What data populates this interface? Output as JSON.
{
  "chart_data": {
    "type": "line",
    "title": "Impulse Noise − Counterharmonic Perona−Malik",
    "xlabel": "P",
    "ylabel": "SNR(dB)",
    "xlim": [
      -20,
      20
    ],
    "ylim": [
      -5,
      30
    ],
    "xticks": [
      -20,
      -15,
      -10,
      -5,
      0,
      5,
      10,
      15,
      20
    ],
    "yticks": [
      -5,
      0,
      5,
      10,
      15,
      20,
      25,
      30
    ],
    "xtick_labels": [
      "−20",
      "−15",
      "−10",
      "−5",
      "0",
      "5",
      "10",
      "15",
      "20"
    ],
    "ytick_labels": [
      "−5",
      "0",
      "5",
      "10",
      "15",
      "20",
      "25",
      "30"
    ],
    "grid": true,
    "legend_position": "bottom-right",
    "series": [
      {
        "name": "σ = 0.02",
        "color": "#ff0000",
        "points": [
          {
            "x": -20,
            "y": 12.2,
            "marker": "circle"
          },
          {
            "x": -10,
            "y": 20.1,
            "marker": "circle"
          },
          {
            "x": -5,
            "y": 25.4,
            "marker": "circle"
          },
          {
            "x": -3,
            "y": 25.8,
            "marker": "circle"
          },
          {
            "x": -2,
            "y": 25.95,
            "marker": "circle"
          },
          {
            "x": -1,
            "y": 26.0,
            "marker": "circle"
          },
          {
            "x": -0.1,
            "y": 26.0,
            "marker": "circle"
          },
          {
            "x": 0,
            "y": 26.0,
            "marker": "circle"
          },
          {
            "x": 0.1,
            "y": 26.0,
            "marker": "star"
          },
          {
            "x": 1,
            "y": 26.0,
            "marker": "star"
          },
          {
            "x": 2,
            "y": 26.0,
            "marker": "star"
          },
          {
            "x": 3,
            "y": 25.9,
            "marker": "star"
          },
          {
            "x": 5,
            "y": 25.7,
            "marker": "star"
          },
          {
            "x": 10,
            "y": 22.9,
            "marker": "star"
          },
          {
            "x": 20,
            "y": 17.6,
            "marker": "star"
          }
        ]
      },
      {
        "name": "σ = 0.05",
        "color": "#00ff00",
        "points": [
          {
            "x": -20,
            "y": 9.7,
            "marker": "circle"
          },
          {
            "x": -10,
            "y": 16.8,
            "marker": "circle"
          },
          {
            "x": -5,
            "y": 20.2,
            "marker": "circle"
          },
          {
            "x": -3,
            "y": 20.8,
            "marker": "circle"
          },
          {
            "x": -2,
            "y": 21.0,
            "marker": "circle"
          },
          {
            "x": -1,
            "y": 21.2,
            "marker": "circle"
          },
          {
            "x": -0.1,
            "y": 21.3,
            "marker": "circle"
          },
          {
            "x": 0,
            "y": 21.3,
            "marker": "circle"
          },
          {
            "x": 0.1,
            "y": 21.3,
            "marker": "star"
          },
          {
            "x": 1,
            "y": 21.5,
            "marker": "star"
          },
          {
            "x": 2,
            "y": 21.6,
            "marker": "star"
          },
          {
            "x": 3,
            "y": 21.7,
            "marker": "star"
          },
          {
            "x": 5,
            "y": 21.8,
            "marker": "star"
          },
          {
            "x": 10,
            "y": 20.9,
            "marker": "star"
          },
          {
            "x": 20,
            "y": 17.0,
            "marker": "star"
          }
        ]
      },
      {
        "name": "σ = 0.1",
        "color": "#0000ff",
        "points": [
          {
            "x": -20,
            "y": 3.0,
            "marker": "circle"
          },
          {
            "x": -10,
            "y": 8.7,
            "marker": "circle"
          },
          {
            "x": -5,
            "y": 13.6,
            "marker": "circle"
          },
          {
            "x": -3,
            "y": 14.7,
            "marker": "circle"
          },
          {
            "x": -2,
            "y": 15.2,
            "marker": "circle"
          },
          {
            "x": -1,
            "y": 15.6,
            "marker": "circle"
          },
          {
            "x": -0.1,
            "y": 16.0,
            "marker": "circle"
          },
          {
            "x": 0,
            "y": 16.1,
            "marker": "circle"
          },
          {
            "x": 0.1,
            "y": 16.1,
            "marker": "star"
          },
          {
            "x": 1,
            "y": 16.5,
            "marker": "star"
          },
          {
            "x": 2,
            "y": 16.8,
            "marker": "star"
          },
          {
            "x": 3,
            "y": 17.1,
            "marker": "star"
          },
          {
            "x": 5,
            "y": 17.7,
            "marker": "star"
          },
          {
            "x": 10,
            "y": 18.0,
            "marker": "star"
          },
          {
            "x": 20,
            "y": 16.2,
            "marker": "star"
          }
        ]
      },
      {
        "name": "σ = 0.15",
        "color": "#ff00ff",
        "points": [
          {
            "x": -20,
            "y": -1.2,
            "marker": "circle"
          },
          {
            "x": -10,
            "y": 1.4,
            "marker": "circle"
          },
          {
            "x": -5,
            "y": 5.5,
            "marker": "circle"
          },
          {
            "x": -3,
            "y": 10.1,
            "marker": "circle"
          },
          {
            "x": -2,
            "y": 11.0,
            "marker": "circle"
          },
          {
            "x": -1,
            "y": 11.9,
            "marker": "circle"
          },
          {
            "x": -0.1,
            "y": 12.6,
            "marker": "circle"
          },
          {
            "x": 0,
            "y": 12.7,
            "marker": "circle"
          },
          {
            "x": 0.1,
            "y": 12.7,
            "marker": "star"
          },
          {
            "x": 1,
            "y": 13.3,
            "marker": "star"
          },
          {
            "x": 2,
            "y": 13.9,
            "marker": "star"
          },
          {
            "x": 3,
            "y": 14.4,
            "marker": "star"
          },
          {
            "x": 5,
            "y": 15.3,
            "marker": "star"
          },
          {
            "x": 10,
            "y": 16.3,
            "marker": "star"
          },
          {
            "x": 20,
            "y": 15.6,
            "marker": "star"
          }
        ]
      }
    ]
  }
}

**Written problem**. Look over the material above and show each line where "color" appears.

**The answer**.
        "color": "#ff0000",
        "color": "#00ff00",
        "color": "#0000ff",
        "color": "#ff00ff",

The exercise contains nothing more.